● WORK REQUIRED
Leave out any picture and return the remaining listing below exactly as given.

● RECORDS SUPPLIED
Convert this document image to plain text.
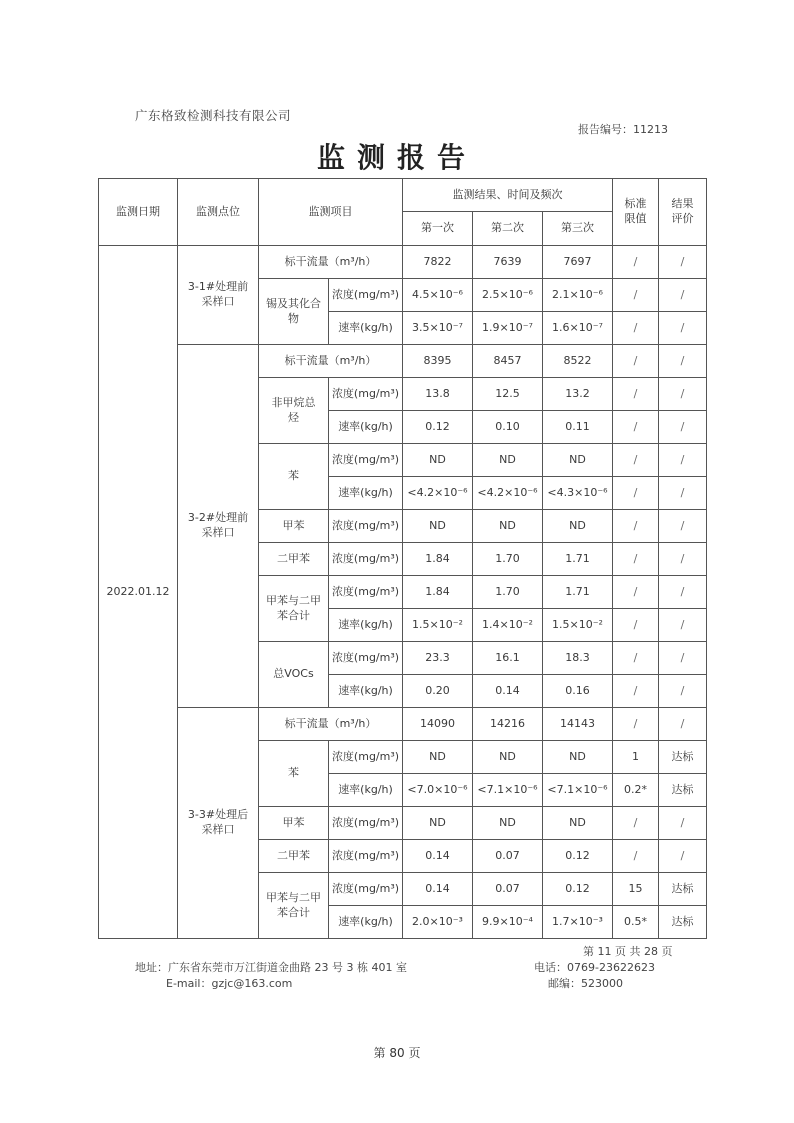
广东格致检测科技有限公司
报告编号：11213
监测报告
监测日期	监测点位	监测项目		监测结果、时间及频次			标准限值	结果评价
				第一次	第二次	第三次		
2022.01.12	3-1#处理前采样口	标干流量（m³/h）		7822	7639	7697	/	/
		锡及其化合物	浓度(mg/m³)	4.5×10⁻⁶	2.5×10⁻⁶	2.1×10⁻⁶	/	/
			速率(kg/h)	3.5×10⁻⁷	1.9×10⁻⁷	1.6×10⁻⁷	/	/
	3-2#处理前采样口	标干流量（m³/h）		8395	8457	8522	/	/
		非甲烷总烃	浓度(mg/m³)	13.8	12.5	13.2	/	/
			速率(kg/h)	0.12	0.10	0.11	/	/
		苯	浓度(mg/m³)	ND	ND	ND	/	/
			速率(kg/h)	<4.2×10⁻⁶	<4.2×10⁻⁶	<4.3×10⁻⁶	/	/
		甲苯	浓度(mg/m³)	ND	ND	ND	/	/
		二甲苯	浓度(mg/m³)	1.84	1.70	1.71	/	/
		甲苯与二甲苯合计	浓度(mg/m³)	1.84	1.70	1.71	/	/
			速率(kg/h)	1.5×10⁻²	1.4×10⁻²	1.5×10⁻²	/	/
		总VOCs	浓度(mg/m³)	23.3	16.1	18.3	/	/
			速率(kg/h)	0.20	0.14	0.16	/	/
	3-3#处理后采样口	标干流量（m³/h）		14090	14216	14143	/	/
		苯	浓度(mg/m³)	ND	ND	ND	1	达标
			速率(kg/h)	<7.0×10⁻⁶	<7.1×10⁻⁶	<7.1×10⁻⁶	0.2*	达标
		甲苯	浓度(mg/m³)	ND	ND	ND	/	/
		二甲苯	浓度(mg/m³)	0.14	0.07	0.12	/	/
		甲苯与二甲苯合计	浓度(mg/m³)	0.14	0.07	0.12	15	达标
			速率(kg/h)	2.0×10⁻³	9.9×10⁻⁴	1.7×10⁻³	0.5*	达标
第 11 页 共 28 页
地址：广东省东莞市万江街道金曲路 23 号 3 栋 401 室
E-mail：gzjc@163.com
电话：0769-23622623
邮编：523000
第 80 页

● FINISHED ANSWER
Convert this document image to plain text.
广东格致检测科技有限公司
报告编号：11213
监测报告
监测日期	监测点位	监测项目		监测结果、时间及频次			标准限值	结果评价
				第一次	第二次	第三次		
2022.01.12	3-1#处理前采样口	标干流量（m³/h）		7822	7639	7697	/	/
		锡及其化合物	浓度(mg/m³)	4.5×10⁻⁶	2.5×10⁻⁶	2.1×10⁻⁶	/	/
			速率(kg/h)	3.5×10⁻⁷	1.9×10⁻⁷	1.6×10⁻⁷	/	/
	3-2#处理前采样口	标干流量（m³/h）		8395	8457	8522	/	/
		非甲烷总烃	浓度(mg/m³)	13.8	12.5	13.2	/	/
			速率(kg/h)	0.12	0.10	0.11	/	/
		苯	浓度(mg/m³)	ND	ND	ND	/	/
			速率(kg/h)	<4.2×10⁻⁶	<4.2×10⁻⁶	<4.3×10⁻⁶	/	/
		甲苯	浓度(mg/m³)	ND	ND	ND	/	/
		二甲苯	浓度(mg/m³)	1.84	1.70	1.71	/	/
		甲苯与二甲苯合计	浓度(mg/m³)	1.84	1.70	1.71	/	/
			速率(kg/h)	1.5×10⁻²	1.4×10⁻²	1.5×10⁻²	/	/
		总VOCs	浓度(mg/m³)	23.3	16.1	18.3	/	/
			速率(kg/h)	0.20	0.14	0.16	/	/
	3-3#处理后采样口	标干流量（m³/h）		14090	14216	14143	/	/
		苯	浓度(mg/m³)	ND	ND	ND	1	达标
			速率(kg/h)	<7.0×10⁻⁶	<7.1×10⁻⁶	<7.1×10⁻⁶	0.2*	达标
		甲苯	浓度(mg/m³)	ND	ND	ND	/	/
		二甲苯	浓度(mg/m³)	0.14	0.07	0.12	/	/
		甲苯与二甲苯合计	浓度(mg/m³)	0.14	0.07	0.12	15	达标
			速率(kg/h)	2.0×10⁻³	9.9×10⁻⁴	1.7×10⁻³	0.5*	达标
第 11 页 共 28 页
地址：广东省东莞市万江街道金曲路 23 号 3 栋 401 室
E-mail：gzjc@163.com
电话：0769-23622623
邮编：523000
第 80 页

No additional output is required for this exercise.